=== Required work ===
Give the listing again character for character, but drop the images.

Data entries
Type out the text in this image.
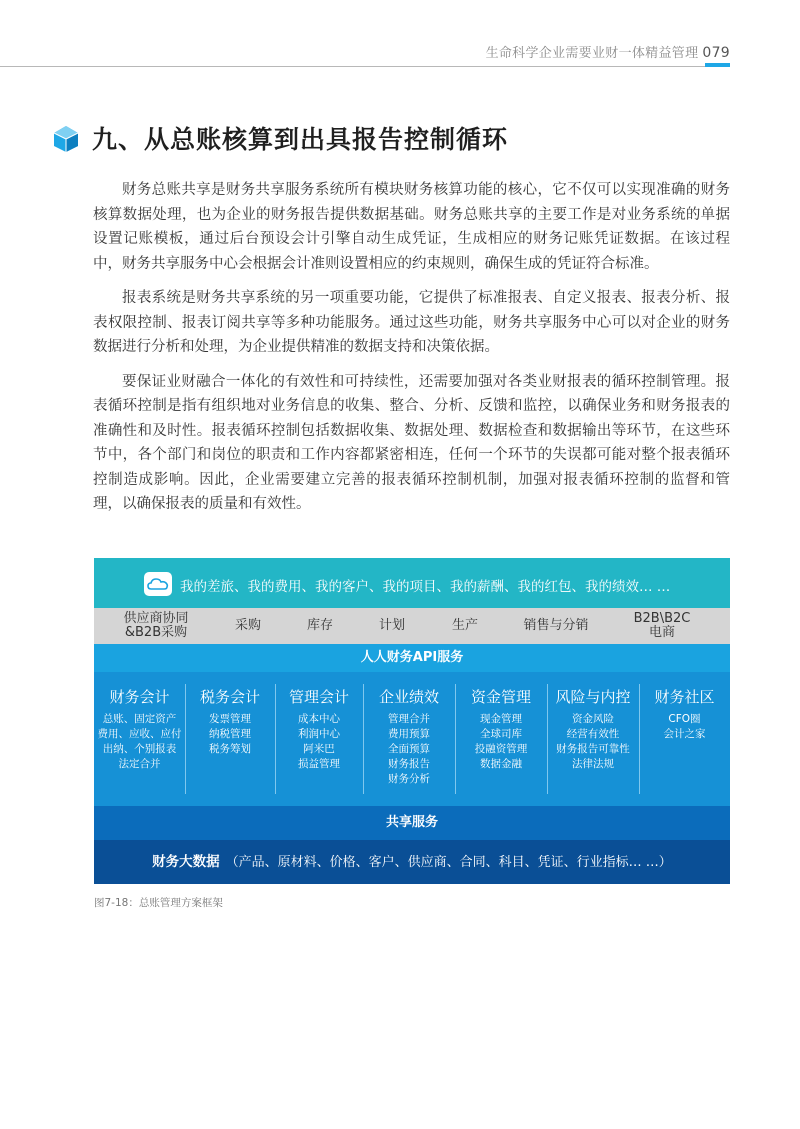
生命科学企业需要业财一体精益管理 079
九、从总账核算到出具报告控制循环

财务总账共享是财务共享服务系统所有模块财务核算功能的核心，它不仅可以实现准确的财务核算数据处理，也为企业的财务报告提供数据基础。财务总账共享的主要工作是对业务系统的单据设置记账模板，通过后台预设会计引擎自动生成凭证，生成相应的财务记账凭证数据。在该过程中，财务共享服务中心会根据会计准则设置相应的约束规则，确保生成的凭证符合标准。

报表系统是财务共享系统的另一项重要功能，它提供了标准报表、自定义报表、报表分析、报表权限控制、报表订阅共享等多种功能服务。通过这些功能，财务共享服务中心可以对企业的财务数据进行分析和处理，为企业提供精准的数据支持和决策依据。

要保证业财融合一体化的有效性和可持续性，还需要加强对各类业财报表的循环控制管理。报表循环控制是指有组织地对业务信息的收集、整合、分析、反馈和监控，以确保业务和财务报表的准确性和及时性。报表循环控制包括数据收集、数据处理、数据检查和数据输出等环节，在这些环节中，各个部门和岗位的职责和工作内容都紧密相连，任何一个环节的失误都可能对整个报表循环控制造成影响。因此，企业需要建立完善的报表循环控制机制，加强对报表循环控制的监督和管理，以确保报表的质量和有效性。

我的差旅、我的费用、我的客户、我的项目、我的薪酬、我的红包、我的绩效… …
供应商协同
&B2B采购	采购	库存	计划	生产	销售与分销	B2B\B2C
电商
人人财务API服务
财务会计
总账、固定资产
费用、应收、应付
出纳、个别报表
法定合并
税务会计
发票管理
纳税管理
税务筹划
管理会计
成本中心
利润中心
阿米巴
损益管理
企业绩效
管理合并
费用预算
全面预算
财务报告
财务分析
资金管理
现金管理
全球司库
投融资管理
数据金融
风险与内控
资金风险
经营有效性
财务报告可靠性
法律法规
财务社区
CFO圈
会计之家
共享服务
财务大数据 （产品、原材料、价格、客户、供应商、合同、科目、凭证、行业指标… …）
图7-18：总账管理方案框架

=== Expected answer ===
Type out the text in this image.
生命科学企业需要业财一体精益管理 079
九、从总账核算到出具报告控制循环

财务总账共享是财务共享服务系统所有模块财务核算功能的核心，它不仅可以实现准确的财务核算数据处理，也为企业的财务报告提供数据基础。财务总账共享的主要工作是对业务系统的单据设置记账模板，通过后台预设会计引擎自动生成凭证，生成相应的财务记账凭证数据。在该过程中，财务共享服务中心会根据会计准则设置相应的约束规则，确保生成的凭证符合标准。

报表系统是财务共享系统的另一项重要功能，它提供了标准报表、自定义报表、报表分析、报表权限控制、报表订阅共享等多种功能服务。通过这些功能，财务共享服务中心可以对企业的财务数据进行分析和处理，为企业提供精准的数据支持和决策依据。

要保证业财融合一体化的有效性和可持续性，还需要加强对各类业财报表的循环控制管理。报表循环控制是指有组织地对业务信息的收集、整合、分析、反馈和监控，以确保业务和财务报表的准确性和及时性。报表循环控制包括数据收集、数据处理、数据检查和数据输出等环节，在这些环节中，各个部门和岗位的职责和工作内容都紧密相连，任何一个环节的失误都可能对整个报表循环控制造成影响。因此，企业需要建立完善的报表循环控制机制，加强对报表循环控制的监督和管理，以确保报表的质量和有效性。

我的差旅、我的费用、我的客户、我的项目、我的薪酬、我的红包、我的绩效… …
供应商协同
&B2B采购	采购	库存	计划	生产	销售与分销	B2B\B2C
电商
人人财务API服务
财务会计
总账、固定资产
费用、应收、应付
出纳、个别报表
法定合并
税务会计
发票管理
纳税管理
税务筹划
管理会计
成本中心
利润中心
阿米巴
损益管理
企业绩效
管理合并
费用预算
全面预算
财务报告
财务分析
资金管理
现金管理
全球司库
投融资管理
数据金融
风险与内控
资金风险
经营有效性
财务报告可靠性
法律法规
财务社区
CFO圈
会计之家
共享服务
财务大数据 （产品、原材料、价格、客户、供应商、合同、科目、凭证、行业指标… …）
图7-18：总账管理方案框架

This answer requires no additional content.